Dataset listings of figures
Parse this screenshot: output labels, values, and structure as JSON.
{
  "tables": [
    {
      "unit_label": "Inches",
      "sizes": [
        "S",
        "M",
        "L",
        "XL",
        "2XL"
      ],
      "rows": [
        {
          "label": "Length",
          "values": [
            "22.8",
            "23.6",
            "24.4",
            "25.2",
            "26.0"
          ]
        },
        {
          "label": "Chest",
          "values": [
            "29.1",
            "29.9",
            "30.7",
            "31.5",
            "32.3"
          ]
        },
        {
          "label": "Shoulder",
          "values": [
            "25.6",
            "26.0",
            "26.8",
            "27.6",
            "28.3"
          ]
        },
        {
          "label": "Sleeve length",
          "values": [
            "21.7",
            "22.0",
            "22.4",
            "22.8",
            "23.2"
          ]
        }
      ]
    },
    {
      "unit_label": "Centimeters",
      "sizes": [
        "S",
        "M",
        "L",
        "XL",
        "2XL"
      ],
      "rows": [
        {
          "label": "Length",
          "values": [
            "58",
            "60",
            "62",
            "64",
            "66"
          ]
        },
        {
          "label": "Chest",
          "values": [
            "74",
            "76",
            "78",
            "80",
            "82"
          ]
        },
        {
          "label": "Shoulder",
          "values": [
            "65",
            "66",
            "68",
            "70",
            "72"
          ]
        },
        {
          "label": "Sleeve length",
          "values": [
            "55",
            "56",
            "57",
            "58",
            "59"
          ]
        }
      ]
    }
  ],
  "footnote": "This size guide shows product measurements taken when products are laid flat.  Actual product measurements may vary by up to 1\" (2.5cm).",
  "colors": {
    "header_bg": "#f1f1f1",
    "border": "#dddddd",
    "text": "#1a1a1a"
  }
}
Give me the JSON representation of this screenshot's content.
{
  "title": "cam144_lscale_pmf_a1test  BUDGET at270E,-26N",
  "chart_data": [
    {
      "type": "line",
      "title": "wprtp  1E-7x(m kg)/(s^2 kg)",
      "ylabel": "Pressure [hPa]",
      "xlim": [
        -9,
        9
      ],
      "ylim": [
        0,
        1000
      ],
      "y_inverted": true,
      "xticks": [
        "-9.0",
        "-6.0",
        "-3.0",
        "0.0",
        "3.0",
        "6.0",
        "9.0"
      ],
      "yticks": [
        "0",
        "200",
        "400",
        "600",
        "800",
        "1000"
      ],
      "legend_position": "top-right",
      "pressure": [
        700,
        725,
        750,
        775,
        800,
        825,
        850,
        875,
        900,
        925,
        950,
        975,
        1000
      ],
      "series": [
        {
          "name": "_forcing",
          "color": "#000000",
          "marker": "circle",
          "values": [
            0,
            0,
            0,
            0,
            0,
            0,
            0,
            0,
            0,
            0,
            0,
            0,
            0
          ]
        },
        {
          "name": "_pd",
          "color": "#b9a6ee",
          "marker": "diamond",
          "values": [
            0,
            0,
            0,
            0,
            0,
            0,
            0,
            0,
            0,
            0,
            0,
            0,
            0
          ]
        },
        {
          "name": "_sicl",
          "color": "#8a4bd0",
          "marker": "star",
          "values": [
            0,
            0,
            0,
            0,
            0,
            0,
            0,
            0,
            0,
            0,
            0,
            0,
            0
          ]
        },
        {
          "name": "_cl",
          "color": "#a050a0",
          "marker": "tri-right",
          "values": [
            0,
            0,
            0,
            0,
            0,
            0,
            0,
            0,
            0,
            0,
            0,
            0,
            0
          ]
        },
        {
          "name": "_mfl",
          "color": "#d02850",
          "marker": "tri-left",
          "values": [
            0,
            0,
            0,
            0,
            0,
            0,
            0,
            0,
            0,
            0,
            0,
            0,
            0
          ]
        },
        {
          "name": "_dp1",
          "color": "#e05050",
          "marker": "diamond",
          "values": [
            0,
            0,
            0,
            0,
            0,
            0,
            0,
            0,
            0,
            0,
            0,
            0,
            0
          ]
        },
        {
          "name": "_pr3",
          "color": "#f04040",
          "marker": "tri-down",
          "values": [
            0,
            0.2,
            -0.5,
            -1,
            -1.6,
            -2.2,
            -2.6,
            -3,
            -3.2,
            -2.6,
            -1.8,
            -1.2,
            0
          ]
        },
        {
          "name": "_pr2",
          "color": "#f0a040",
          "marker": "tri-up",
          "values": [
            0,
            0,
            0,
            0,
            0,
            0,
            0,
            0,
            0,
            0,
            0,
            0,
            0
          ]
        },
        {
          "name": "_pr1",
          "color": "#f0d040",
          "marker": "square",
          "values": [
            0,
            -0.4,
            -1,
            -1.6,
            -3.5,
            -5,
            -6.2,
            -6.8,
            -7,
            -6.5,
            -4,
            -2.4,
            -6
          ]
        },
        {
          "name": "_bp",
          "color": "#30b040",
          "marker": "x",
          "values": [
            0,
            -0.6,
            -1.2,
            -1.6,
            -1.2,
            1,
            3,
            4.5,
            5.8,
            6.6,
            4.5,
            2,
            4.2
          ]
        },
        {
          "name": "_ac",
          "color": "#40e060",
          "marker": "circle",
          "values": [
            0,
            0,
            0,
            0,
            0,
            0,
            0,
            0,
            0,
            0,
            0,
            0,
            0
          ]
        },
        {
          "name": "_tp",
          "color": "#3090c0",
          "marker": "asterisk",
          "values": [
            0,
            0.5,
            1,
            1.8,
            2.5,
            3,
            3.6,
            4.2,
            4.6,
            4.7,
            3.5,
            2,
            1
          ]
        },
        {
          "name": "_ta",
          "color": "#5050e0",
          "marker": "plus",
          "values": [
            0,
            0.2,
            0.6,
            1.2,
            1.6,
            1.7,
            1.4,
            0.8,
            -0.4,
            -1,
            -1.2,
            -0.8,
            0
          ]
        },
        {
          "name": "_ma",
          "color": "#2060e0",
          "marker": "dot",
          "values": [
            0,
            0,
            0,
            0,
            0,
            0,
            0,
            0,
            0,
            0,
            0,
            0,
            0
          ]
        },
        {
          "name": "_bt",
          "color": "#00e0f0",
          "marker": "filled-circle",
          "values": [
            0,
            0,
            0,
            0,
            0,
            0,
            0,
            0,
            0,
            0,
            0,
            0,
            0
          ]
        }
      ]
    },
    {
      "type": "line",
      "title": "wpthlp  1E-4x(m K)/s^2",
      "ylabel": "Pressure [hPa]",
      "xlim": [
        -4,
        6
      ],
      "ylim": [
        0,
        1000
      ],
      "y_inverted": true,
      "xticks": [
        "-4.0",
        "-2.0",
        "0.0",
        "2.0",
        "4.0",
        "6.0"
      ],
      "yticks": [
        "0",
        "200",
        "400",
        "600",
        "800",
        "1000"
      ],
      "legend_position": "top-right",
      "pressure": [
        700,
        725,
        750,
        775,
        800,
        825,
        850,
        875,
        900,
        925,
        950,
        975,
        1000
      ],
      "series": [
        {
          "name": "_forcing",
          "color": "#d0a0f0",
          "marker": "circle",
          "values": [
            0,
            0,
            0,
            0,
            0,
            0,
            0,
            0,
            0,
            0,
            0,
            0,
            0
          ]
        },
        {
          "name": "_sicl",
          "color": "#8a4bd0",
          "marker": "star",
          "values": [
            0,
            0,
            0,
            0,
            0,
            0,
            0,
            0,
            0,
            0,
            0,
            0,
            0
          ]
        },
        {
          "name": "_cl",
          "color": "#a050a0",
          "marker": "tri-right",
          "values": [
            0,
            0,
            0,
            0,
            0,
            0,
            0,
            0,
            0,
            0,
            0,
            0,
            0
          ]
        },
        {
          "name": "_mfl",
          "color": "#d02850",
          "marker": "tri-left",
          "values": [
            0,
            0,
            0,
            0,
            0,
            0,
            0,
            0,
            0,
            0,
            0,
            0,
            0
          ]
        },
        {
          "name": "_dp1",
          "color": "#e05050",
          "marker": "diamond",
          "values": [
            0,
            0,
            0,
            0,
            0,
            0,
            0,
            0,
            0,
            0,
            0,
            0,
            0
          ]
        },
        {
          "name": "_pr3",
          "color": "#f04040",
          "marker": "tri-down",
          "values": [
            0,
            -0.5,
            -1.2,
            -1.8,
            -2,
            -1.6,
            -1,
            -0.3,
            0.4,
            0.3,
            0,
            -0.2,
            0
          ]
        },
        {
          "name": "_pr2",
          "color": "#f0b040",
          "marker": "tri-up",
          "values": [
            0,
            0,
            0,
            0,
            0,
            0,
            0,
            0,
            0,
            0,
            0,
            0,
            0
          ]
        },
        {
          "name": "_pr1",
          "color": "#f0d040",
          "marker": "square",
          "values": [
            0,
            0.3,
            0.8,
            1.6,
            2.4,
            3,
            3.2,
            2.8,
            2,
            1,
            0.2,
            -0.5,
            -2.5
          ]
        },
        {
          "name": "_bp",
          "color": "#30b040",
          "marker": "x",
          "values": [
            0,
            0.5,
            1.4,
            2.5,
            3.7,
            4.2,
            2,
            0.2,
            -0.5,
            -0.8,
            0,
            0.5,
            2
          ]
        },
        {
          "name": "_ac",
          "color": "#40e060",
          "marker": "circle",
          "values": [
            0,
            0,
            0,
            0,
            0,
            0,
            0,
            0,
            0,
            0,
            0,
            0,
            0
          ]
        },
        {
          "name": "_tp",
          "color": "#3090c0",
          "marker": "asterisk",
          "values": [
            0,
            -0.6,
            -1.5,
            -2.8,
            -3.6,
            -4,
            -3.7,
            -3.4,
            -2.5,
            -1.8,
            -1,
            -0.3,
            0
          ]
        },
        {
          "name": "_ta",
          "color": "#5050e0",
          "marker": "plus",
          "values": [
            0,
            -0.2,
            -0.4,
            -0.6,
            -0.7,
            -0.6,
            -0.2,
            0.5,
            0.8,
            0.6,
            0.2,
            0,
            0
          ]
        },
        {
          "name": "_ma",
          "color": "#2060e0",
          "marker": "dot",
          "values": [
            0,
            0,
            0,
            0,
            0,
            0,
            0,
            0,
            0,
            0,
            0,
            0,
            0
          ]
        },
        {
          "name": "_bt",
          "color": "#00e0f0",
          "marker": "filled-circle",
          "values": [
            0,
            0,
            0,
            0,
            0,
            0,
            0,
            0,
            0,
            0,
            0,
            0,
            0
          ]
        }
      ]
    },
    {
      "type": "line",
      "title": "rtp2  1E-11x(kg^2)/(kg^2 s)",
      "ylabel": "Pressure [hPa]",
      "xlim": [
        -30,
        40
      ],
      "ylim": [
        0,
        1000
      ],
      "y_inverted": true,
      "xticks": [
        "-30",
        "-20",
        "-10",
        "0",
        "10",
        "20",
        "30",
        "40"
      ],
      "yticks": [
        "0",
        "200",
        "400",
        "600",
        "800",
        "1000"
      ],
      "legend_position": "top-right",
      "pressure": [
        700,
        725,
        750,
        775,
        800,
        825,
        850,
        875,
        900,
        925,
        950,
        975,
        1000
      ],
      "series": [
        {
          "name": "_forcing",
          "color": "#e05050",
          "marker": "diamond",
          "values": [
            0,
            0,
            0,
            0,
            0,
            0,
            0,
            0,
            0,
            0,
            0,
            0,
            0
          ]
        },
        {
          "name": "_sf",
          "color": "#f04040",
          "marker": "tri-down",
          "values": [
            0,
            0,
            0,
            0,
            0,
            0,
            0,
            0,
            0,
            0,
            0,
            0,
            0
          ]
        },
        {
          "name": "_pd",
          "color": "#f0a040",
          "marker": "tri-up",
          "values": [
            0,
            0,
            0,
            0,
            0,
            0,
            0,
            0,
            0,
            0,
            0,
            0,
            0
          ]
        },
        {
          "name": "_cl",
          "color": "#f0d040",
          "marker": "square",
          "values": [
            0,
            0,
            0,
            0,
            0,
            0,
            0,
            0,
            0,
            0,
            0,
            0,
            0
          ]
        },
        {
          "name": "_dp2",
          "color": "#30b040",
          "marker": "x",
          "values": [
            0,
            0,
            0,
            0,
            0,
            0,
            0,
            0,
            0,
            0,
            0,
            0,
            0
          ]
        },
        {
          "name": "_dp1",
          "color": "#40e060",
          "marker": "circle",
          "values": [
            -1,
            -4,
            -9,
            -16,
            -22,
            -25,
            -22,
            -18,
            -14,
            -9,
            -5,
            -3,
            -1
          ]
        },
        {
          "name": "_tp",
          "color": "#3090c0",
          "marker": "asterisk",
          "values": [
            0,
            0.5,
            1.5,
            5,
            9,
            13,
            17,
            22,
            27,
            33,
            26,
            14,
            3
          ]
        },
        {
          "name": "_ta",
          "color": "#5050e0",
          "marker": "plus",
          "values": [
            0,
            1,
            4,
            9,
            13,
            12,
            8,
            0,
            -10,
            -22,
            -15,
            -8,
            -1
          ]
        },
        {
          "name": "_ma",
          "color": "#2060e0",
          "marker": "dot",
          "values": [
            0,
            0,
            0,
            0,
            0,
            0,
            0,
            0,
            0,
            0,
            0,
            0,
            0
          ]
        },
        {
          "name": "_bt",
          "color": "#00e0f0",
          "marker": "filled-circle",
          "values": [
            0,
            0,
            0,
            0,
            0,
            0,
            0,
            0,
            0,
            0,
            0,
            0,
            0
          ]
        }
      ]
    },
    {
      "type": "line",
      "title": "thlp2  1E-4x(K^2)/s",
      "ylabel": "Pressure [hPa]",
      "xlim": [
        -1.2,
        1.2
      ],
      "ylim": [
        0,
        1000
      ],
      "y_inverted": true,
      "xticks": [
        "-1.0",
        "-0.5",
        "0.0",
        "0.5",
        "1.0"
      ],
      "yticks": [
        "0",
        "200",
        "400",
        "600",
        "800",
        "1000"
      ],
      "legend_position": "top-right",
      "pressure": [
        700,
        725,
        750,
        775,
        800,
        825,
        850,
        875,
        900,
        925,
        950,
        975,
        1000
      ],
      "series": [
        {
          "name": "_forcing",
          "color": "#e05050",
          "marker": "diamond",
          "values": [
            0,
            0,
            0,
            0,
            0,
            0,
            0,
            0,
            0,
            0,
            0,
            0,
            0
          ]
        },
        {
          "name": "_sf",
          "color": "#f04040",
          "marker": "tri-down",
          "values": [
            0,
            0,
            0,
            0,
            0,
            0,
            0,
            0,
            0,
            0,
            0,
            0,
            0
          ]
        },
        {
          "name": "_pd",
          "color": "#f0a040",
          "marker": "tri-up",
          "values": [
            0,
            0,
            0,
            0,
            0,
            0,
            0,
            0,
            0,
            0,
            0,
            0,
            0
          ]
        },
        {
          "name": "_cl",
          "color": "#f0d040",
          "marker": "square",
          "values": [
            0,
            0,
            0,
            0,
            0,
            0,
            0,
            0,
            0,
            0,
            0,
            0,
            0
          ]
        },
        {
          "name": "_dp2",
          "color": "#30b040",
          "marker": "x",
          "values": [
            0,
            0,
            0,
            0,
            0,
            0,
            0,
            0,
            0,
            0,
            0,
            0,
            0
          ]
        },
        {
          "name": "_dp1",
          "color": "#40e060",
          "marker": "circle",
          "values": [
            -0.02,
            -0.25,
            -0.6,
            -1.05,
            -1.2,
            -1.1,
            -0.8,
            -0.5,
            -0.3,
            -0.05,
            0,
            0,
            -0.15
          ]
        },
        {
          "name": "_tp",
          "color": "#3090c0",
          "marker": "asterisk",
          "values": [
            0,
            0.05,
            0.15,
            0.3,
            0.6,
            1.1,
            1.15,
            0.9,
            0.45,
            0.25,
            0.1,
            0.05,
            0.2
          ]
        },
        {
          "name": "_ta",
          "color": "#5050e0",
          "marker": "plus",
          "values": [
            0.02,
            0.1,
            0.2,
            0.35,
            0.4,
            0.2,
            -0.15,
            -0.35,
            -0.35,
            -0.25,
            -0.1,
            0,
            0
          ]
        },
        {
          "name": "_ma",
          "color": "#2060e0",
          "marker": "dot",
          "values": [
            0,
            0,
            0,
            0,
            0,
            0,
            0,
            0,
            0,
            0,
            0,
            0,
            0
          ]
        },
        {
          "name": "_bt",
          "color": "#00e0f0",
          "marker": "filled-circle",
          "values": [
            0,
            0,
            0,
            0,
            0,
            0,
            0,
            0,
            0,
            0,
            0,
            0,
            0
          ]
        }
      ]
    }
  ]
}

▶ **Set task**:
Gather all lines from the listing above in which "JSON" occurs.

▶ **Response for this exercise**:
Parse this screenshot: output labels, values, and structure as JSON.
Give me the JSON representation of this screenshot's content.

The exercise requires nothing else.